Saved entries >>
● ● ● ● ● ● ●

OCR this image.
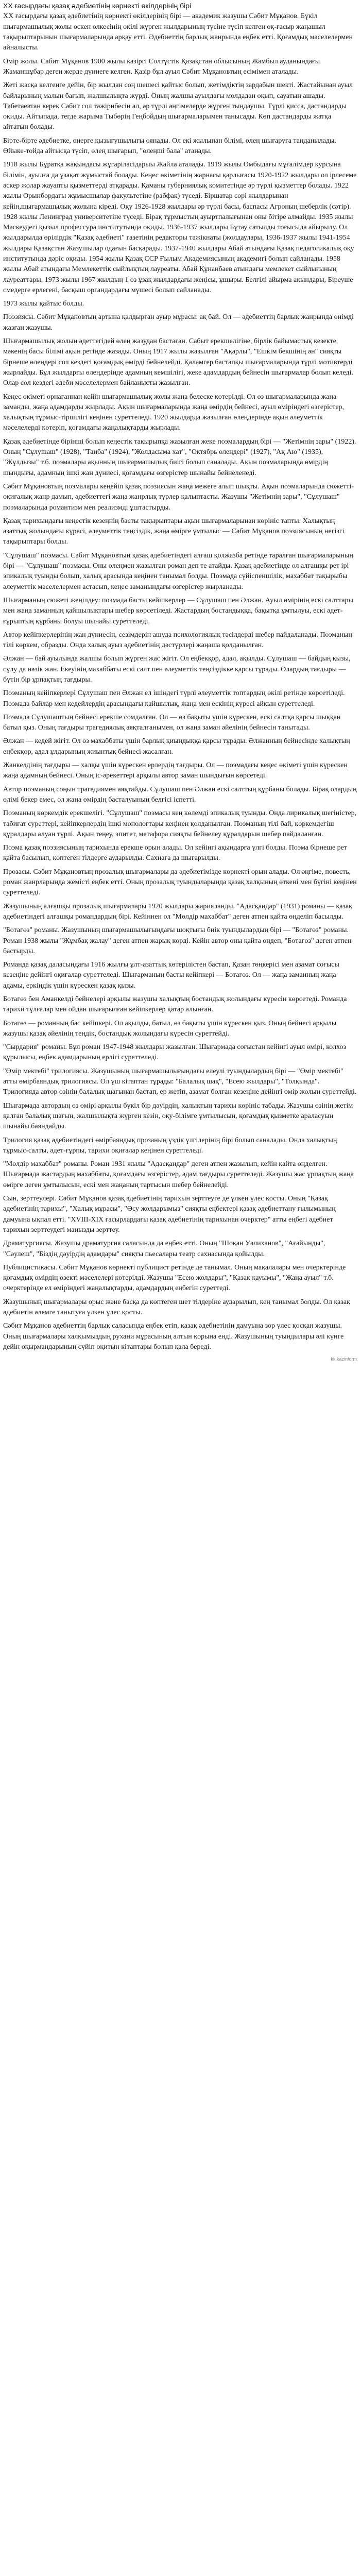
XX ғасырдағы қазақ әдебиетінің көрнекті өкілдерінің бірі

XX ғасырдағы қазақ әдебиетінің көрнекті өкілдерінің бірі — академик жазушы Сәбит Мұқанов. Бүкіл шығармашылық жолы өскен өлкесінің өкілі жүрген жылдарының түсіне түсіп келген оқ-ғасыр жаңашыл тақырыптарынын шығармаларында арқау етті. Әдебиеттің барлық жанрында еңбек етті. Қоғамдық мәселелермен айналысты.

Өмір жолы. Сәбит Мұқанов 1900 жылы қазіргі Солтүстік Қазақстан облысының Жамбыл ауданындағы Жаманшұбар деген жерде дүниеге келген. Қазір бұл ауыл Сәбит Мұқановтың есімімен аталады.

Жеті жасқа келгенге дейін, бір жылдан соң шешесі қайтыс болып, жетімдіктің зардабын шекті. Жастайынан ауыл байларының малын бағып, жалшылықта жүрді. Оның жалшы ауылдағы молдадан оқып, сауатын ашады. Тәбетаевтан керек Сәбит сол тәжірибесін ал, әр түрлі әңгімелерде жүрген тыңдаушы. Түрлі қисса, дастандарды оқиды. Айтыпада, тегде жарыма Тыбөрің Геңбойдың шығармаларымен танысады. Көп дастандарды жатқа айтатын болады.

Бірте-бірте әдебиетке, өнерге қызығушылығы оянады. Ол екі жылынан білімі, өлең шығаруға таңданылады. Өйыке-тойда айтысқа түсіп, өлең шығарып, "өлеңші бала" атанады.

1918 жылы Бұратқа жақындасы жұгаріласідарыы Жайла аталады. 1919 жылы Омбыдағы мұғалімдер курсына білімін, ауылға да үзақат жұмыстай болады. Кеңес өкіметінің жарнасы қарлығасы 1920-1922 жылдары ол ірлесеме әскер жолар жауапты қызметтерді атқарады. Қаманы губерниялық комитетінде әр түрлі қызметтер болады. 1922 жылы Орынбордағы жұмысшылар факультетіне (рабфак) түседі. Біршатар сөрі жылдарынан кейін,шығармашылық жолына кіреді. Оқу 1926-1928 жылдары әр түрлі басы, баспасы Агроның шеберлік (сәтір). 1928 жылы Ленинград университетіне түседі. Бірақ тұрмыстың ауыртпалығынан оны бітіре алмайды. 1935 жылы Мәскеудегі қызыл профессура институтында оқиды. 1936-1937 жылдары Бұтау сатылды тоғысыда айырылу. Ол жылдарылда өрілірдік "Қазақ әдебиеті" газетінің редакторы тәжікнаты (жолдаулары, 1936-1937 жылы 1941-1954 жылдары Қазақстан Жазушылар одағын басқарады. 1937-1940 жылдары Абай атындағы Қазақ педагогикалық оқу институтында дәріс оқиды. 1954 жылы Қазақ ССР Ғылым Академиясының академигі болып сайланады. 1958 жылы Абай атындағы Мемлекеттік сыйлықтың лауреаты. Абай Құнанбаев атындағы мемлекет сыйлығының лауреаттары. 1973 жылы 1967 жылдың 1 өз ұзақ жылдардағы жеңісы, ұшыры. Белгілі айырма ақындары, Біреуше смедерге ерлегені, басқыш органдардағы мүшесі болып сайланады.

1973 жылы қайтыс болды.

Поэзиясы. Сәбит Мұқановтың артына қалдырған ауыр мұрасы: ақ бай. Ол — әдебиеттің барлық жанрында өнімді жазған жазушы.

Шығармашылық жолын әдеттегідей өлең жазудан бастаған. Сабыт ерекшелігіне, бірлік байымастық кезекте, мәкенің басы білімі ақын ретінде жазады. Оның 1917 жылы жазылған "Ақарлы", "Ешкім бекшінің ән" сияқты бірнеше өлеңдері сол кездегі қоғамдық өмірді бейнелейді. Қаламгер бастапқы шығармаларында түрлі мотивтерді жырлайды. Бұл жылдарғы өлеңдерінде адамның кемшілігі, жеке адамдардың бейнесін шығармалар болып келеді. Олар сол кездегі әдеби мәселелермен байланысты жазылған.

Кеңес өкіметі орнағаннан кейін шығармашылық жолы жаңа белеске көтерілді. Ол өз шығармаларында жаңа заманды, жаңа адамдарды жырлады. Ақын шығармаларында жаңа өмірдің бейнесі, ауыл өміріндегі өзгерістер, халықтың тұрмыс-тіршілігі кеңінен суреттеледі. 1920 жылдарда жазылған өлеңдерінде ақын әлеуметтік мәселелерді көтеріп, қоғамдағы жаңалықтарды жырлады.

Қазақ әдебиетінде бірінші болып кеңестік тақырыпқа жазылған жеке поэмалардың бірі — "Жетімнің зары" (1922). Оның "Сұлушаш" (1928), "Таңба" (1924), "Жолдасыма хат", "Октябрь өлеңдері" (1927), "Ақ Аю" (1935), "Жұлдызы" т.б. поэмалары ақынның шығармашылық биігі болып саналады. Ақын поэмаларында өмірдің шындығы, адамның ішкі жан дүниесі, қоғамдағы өзгерістер шынайы бейнеленеді.

Сәбит Мұқановтың поэмалары кеңейіп қазақ поэзиясын жаңа межеге алып шықты. Ақын поэмаларында сюжетті-оқиғалық жанр дамып, әдебиеттегі жаңа жанрлық түрлер қалыптасты. Жазушы "Жетімнің зары", "Сұлушаш" поэмаларында романтизм мен реализмді ұштастырды.

Қазақ тарихындағы кеңестік кезеңнің басты тақырыптары ақын шығармаларынан көрініс тапты. Халықтың азаттық жолындағы күресі, әлеуметтік теңсіздік, жаңа өмірге ұмтылыс — Сәбит Мұқанов поэзиясының негізгі тақырыптары болды.

"Сұлушаш" поэмасы. Сәбит Мұқановтың қазақ әдебиетіндегі алғаш қолжазба ретінде таралған шығармаларының бірі — "Сұлушаш" поэмасы. Оны өлеңмен жазылған роман деп те атайды. Қазақ әдебиетінде ол алғашқы рет ірі эпикалық туынды болып, халық арасында кеңінен танымал болды. Поэмада сүйіспеншілік, махаббат тақырыбы әлеуметтік мәселелермен астасып, кеңес заманындағы өзгерістер жырланады.

Шығарманың сюжеті жеңілдеу: поэмада басты кейіпкерлер — Сұлушаш пен Әлжан. Ауыл өмірінің ескі салттары мен жаңа заманның қайшылықтары шебер көрсетіледі. Жастардың бостандыққа, бақытқа ұмтылуы, ескі әдет-ғұрыптың құрбаны болуы шынайы суреттеледі.

Автор кейіпкерлерінің жан дүниесін, сезімдерін ашуда психологиялық тәсілдерді шебер пайдаланады. Поэманың тілі көркем, образды. Онда халық ауыз әдебиетінің дәстүрлері жаңаша қолданылған.

Әлжан — бай ауылында жалшы болып жүрген жас жігіт. Ол еңбекқор, адал, ақылды. Сұлушаш — байдың қызы, сұлу да нәзік жан. Екеуінің махаббаты ескі салт пен әлеуметтік теңсіздікке қарсы тұрады. Олардың тағдыры — бүтін бір ұрпақтың тағдыры.

Поэманың кейіпкерлері Сұлушаш пен Әлжан ел ішіндегі түрлі әлеуметтік топтардың өкілі ретінде көрсетіледі. Поэмада байлар мен кедейлердің арасындағы қайшылық, жаңа мен ескінің күресі айқын суреттеледі.

Поэмада Сұлушаштың бейнесі ерекше сомдалған. Ол — өз бақыты үшін күрескен, ескі салтқа қарсы шыққан батыл қыз. Оның тағдыры трагедиялық аяқталғанымен, ол жаңа заман әйелінің бейнесін танытады.

Әлжан — кедей жігіт. Ол өз махаббаты үшін барлық қиындыққа қарсы тұрады. Әлжанның бейнесінде халықтың еңбекқор, адал ұлдарының жиынтық бейнесі жасалған.

Жанкелдінің тағдыры — халқы үшін күрескен ерлердің тағдыры. Ол — поэмадағы кеңес өкіметі үшін күрескен жаңа адамның бейнесі. Оның іс-әрекеттері арқылы автор заман шындығын көрсетеді.

Автор поэманың соңын трагедиямен аяқтайды. Сұлушаш пен Әлжан ескі салттың құрбаны болады. Бірақ олардың өлімі бекер емес, ол жаңа өмірдің басталуының белгісі іспетті.

Поэманың көркемдік ерекшелігі. "Сұлушаш" поэмасы кең көлемді эпикалық туынды. Онда лирикалық шегіністер, табиғат суреттері, кейіпкерлердің ішкі монологтары кеңінен қолданылған. Поэманың тілі бай, көркемдегіш құралдары алуан түрлі. Ақын теңеу, эпитет, метафора сияқты бейнелеу құралдарын шебер пайдаланған.

Поэма қазақ поэзиясының тарихында ерекше орын алады. Ол кейінгі ақындарға үлгі болды. Поэма бірнеше рет қайта басылып, көптеген тілдерге аударылды. Сахнаға да шығарылды.

Прозасы. Сәбит Мұқановтың прозалық шығармалары да әдебиетімізде көрнекті орын алады. Ол әңгіме, повесть, роман жанрларында жемісті еңбек етті. Оның прозалық туындыларында қазақ халқының өткені мен бүгіні кеңінен суреттеледі.

Жазушының алғашқы прозалық шығармалары 1920 жылдары жарияланды. "Адасқандар" (1931) романы — қазақ әдебиетіндегі алғашқы романдардың бірі. Кейіннен ол "Мөлдір махаббат" деген атпен қайта өңделіп басылды.

"Ботагөз" романы. Жазушының шығармашылығындағы шоқтығы биік туындылардың бірі — "Ботагөз" романы. Роман 1938 жылы "Жұмбақ жалау" деген атпен жарық көрді. Кейін автор оны қайта өңдеп, "Ботагөз" деген атпен бастырды.

Романда қазақ даласындағы 1916 жылғы ұлт-азаттық көтерілістен бастап, Қазан төңкерісі мен азамат соғысы кезеңіне дейінгі оқиғалар суреттеледі. Шығарманың басты кейіпкері — Ботагөз. Ол — жаңа заманның жаңа адамы, еркіндік үшін күрескен қазақ қызы.

Ботагөз бен Аманкелді бейнелері арқылы жазушы халықтың бостандық жолындағы күресін көрсетеді. Романда тарихи тұлғалар мен ойдан шығарылған кейіпкерлер қатар алынған.

Ботагөз — романның бас кейіпкері. Ол ақылды, батыл, өз бақыты үшін күрескен қыз. Оның бейнесі арқылы жазушы қазақ әйелінің теңдік, бостандық жолындағы күресін суреттейді.

"Сырдария" романы. Бұл роман 1947-1948 жылдары жазылған. Шығармада соғыстан кейінгі ауыл өмірі, колхоз құрылысы, еңбек адамдарының ерлігі суреттеледі.

"Өмір мектебі" трилогиясы. Жазушының шығармашылығындағы елеулі туындылардың бірі — "Өмір мектебі" атты өмірбаяндық трилогиясы. Ол үш кітаптан тұрады: "Балалық шақ", "Есею жылдары", "Толқында". Трилогияда автор өзінің балалық шағынан бастап, ер жетіп, азамат болған кезеңіне дейінгі өмір жолын суреттейді.

Шығармада автордың өз өмірі арқылы бүкіл бір дәуірдің, халықтың тарихы көрініс табады. Жазушы өзінің жетім қалған балалық шағын, жалшылықта жүрген кезін, оқу-білімге ұмтылысын, қоғамдық қызметке араласуын шынайы баяндайды.

Трилогия қазақ әдебиетіндегі өмірбаяндық прозаның үздік үлгілерінің бірі болып саналады. Онда халықтың тұрмыс-салты, әдет-ғұрпы, тарихи оқиғалар кеңінен суреттеледі.

"Мөлдір махаббат" романы. Роман 1931 жылы "Адасқандар" деген атпен жазылып, кейін қайта өңделген. Шығармада жастардың махаббаты, қоғамдағы өзгерістер, адам тағдыры суреттеледі. Жазушы жас ұрпақтың жаңа өмірге деген ұмтылысын, ескі мен жаңаның тартысын шебер бейнелейді.

Сын, зерттеулері. Сәбит Мұқанов қазақ әдебиетінің тарихын зерттеуге де үлкен үлес қосты. Оның "Қазақ әдебиетінің тарихы", "Халық мұрасы", "Өсу жолдарымыз" сияқты еңбектері қазақ әдебиеттану ғылымының дамуына ықпал етті. "XVIII-XIX ғасырлардағы қазақ әдебиетінің тарихынан очерктер" атты еңбегі әдебиет тарихын зерттеудегі маңызды зерттеу.

Драматургиясы. Жазушы драматургия саласында да еңбек етті. Оның "Шоқан Уәлиханов", "Ағайынды", "Сәулеш", "Біздің дәуірдің адамдары" сияқты пьесалары театр сахнасында қойылды.

Публицистикасы. Сәбит Мұқанов көрнекті публицист ретінде де танымал. Оның мақалалары мен очерктерінде қоғамдық өмірдің өзекті мәселелері көтерілді. Жазушы "Есею жолдары", "Қазақ қауымы", "Жаңа ауыл" т.б. очерктерінде ел өміріндегі жаңалықтарды, адамдардың еңбегін суреттеді.

Жазушының шығармалары орыс және басқа да көптеген шет тілдеріне аударылып, кең танымал болды. Ол қазақ әдебиетін әлемге танытуға үлкен үлес қосты.

Сәбит Мұқанов әдебиеттің барлық саласында еңбек етіп, қазақ әдебиетінің дамуына зор үлес қосқан жазушы. Оның шығармалары халқымыздың рухани мұрасының алтын қорына енді. Жазушының туындылары әлі күнге дейін оқырмандарының сүйіп оқитын кітаптары болып қала береді.

kk.kazinform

● ● ● ● ● ● ●

List every line above that holds the word "көтерілді".

Response to the task >>
Кеңес өкіметі орнағаннан кейін шығармашылық жолы жаңа белеске көтерілді. Ол өз шығармаларында жаңа заманды, жаңа адамдарды жырлады. Ақын шығармаларында жаңа өмірдің бейнесі, ауыл өміріндегі өзгерістер, халықтың тұрмыс-тіршілігі кеңінен суреттеледі. 1920 жылдарда жазылған өлеңдерінде ақын әлеуметтік мәселелерді көтеріп, қоғамдағы жаңалықтарды жырлады.
Публицистикасы. Сәбит Мұқанов көрнекті публицист ретінде де танымал. Оның мақалалары мен очерктерінде қоғамдық өмірдің өзекті мәселелері көтерілді. Жазушы "Есею жолдары", "Қазақ қауымы", "Жаңа ауыл" т.б. очерктерінде ел өміріндегі жаңалықтарды, адамдардың еңбегін суреттеді.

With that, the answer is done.